> **RECORDS SUPPLIED**
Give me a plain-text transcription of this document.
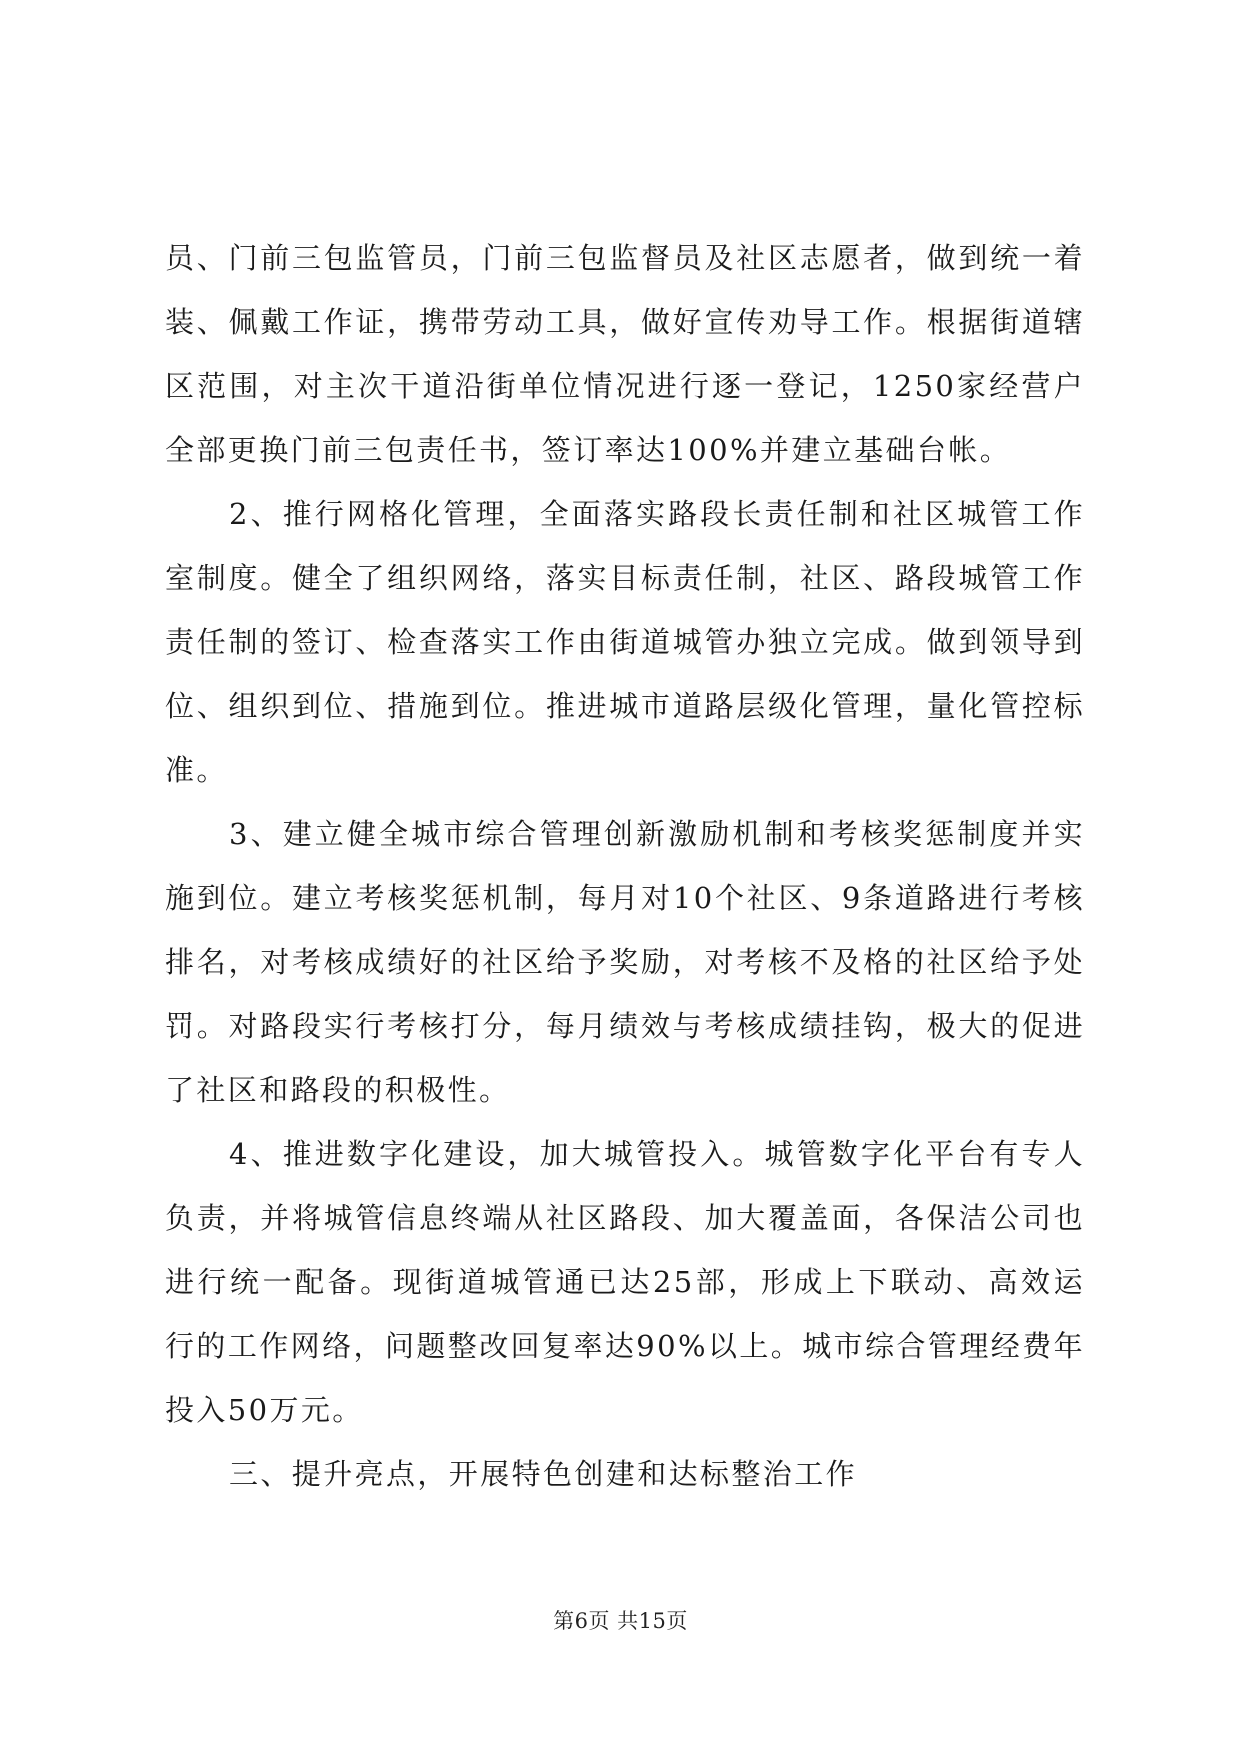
员、门前三包监管员，门前三包监督员及社区志愿者，做到统一着装、佩戴工作证，携带劳动工具，做好宣传劝导工作。根据街道辖区范围，对主次干道沿街单位情况进行逐一登记，1250家经营户全部更换门前三包责任书，签订率达100%并建立基础台帐。

2、推行网格化管理，全面落实路段长责任制和社区城管工作室制度。健全了组织网络，落实目标责任制，社区、路段城管工作责任制的签订、检查落实工作由街道城管办独立完成。做到领导到位、组织到位、措施到位。推进城市道路层级化管理，量化管控标准。

3、建立健全城市综合管理创新激励机制和考核奖惩制度并实施到位。建立考核奖惩机制，每月对10个社区、9条道路进行考核排名，对考核成绩好的社区给予奖励，对考核不及格的社区给予处罚。对路段实行考核打分，每月绩效与考核成绩挂钩，极大的促进了社区和路段的积极性。

4、推进数字化建设，加大城管投入。城管数字化平台有专人负责，并将城管信息终端从社区路段、加大覆盖面，各保洁公司也进行统一配备。现街道城管通已达25部，形成上下联动、高效运行的工作网络，问题整改回复率达90%以上。城市综合管理经费年投入50万元。

三、提升亮点，开展特色创建和达标整治工作

第6页 共15页
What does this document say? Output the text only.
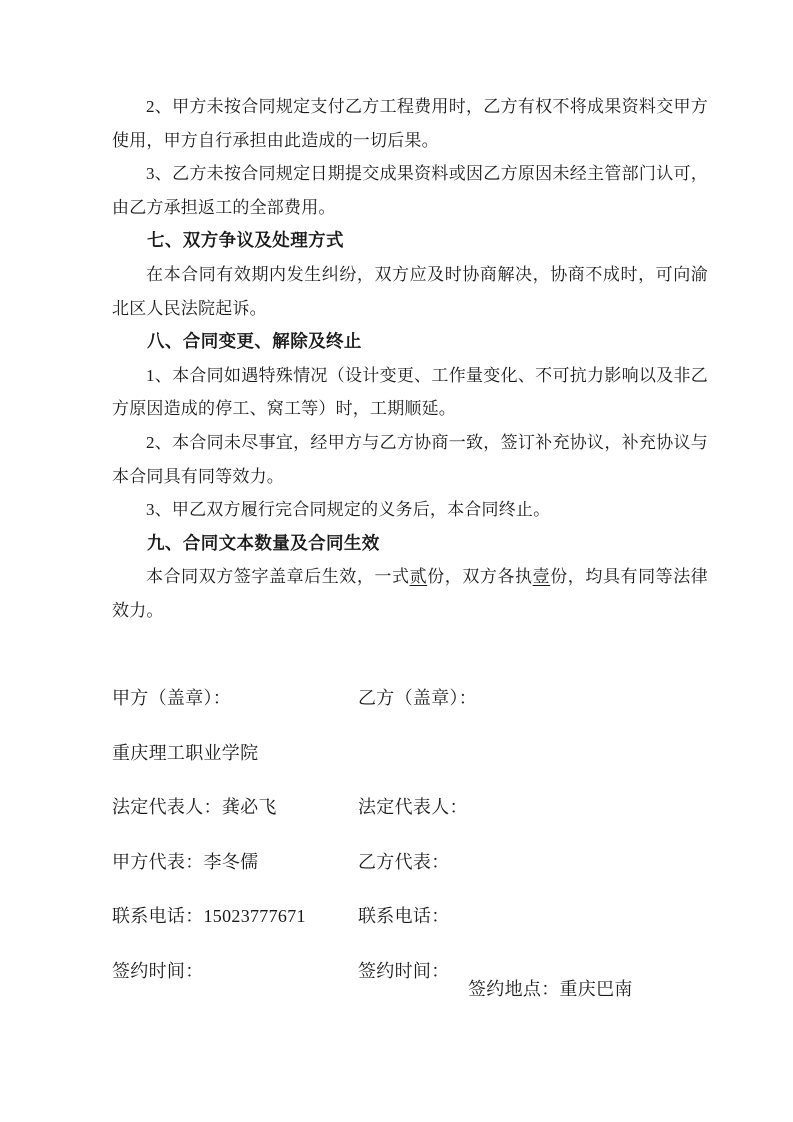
2、甲方未按合同规定支付乙方工程费用时，乙方有权不将成果资料交甲方使用，甲方自行承担由此造成的一切后果。

3、乙方未按合同规定日期提交成果资料或因乙方原因未经主管部门认可，由乙方承担返工的全部费用。

七、双方争议及处理方式

在本合同有效期内发生纠纷，双方应及时协商解决，协商不成时，可向渝北区人民法院起诉。

八、合同变更、解除及终止

1、本合同如遇特殊情况（设计变更、工作量变化、不可抗力影响以及非乙方原因造成的停工、窝工等）时，工期顺延。

2、本合同未尽事宜，经甲方与乙方协商一致，签订补充协议，补充协议与本合同具有同等效力。

3、甲乙双方履行完合同规定的义务后，本合同终止。

九、合同文本数量及合同生效

本合同双方签字盖章后生效，一式贰份，双方各执壹份，均具有同等法律效力。

甲方（盖章）：	乙方（盖章）：
重庆理工职业学院
法定代表人：龚必飞	法定代表人：
甲方代表：李冬儒	乙方代表：
联系电话：15023777671	联系电话：
签约时间：	签约时间：
签约地点：重庆巴南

> **DESCRIPTION OF THE TASK**
Give the count of lines in the data shown above that contain "this", and nothing else.

> **TASK RESPONSE**
2